DIRECTIONS FOR THIS TASK:
Select the lines that hold the word "icon" and copy each one.

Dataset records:
"""

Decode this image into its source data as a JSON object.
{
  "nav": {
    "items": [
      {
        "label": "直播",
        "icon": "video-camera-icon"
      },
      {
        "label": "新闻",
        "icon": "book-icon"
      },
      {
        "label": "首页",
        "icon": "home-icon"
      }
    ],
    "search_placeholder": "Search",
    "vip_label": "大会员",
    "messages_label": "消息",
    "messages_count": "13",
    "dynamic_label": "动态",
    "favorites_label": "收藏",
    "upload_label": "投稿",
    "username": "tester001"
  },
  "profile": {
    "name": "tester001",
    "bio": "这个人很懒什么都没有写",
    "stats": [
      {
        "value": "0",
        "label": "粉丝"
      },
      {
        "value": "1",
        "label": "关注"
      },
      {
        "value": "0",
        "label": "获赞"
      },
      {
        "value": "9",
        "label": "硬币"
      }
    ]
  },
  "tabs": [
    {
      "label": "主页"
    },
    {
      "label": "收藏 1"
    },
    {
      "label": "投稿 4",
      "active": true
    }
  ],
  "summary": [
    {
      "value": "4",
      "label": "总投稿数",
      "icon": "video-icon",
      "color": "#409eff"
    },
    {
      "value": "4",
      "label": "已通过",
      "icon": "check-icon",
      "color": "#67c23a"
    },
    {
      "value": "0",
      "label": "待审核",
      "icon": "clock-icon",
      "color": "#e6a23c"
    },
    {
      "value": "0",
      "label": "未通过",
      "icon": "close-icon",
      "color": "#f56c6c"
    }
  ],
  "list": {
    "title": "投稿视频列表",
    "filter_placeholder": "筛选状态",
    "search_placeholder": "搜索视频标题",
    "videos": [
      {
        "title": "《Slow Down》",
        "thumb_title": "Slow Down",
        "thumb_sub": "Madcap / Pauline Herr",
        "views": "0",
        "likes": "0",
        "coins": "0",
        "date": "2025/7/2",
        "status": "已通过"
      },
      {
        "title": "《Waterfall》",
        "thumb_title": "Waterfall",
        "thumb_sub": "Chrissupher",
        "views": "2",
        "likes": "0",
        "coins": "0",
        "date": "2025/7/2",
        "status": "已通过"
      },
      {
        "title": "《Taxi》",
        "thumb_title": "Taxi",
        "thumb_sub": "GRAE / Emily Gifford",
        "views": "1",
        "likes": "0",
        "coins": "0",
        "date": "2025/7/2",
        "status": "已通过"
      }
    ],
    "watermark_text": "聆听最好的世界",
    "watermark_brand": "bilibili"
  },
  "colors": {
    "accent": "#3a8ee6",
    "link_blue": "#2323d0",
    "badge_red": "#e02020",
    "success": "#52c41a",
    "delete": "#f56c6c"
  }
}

"""

RESULT OF THIS EXERCISE:
        "icon": "video-camera-icon"
        "icon": "book-icon"
        "icon": "home-icon"
      "icon": "video-icon",
      "icon": "check-icon",
      "icon": "clock-icon",
      "icon": "close-icon",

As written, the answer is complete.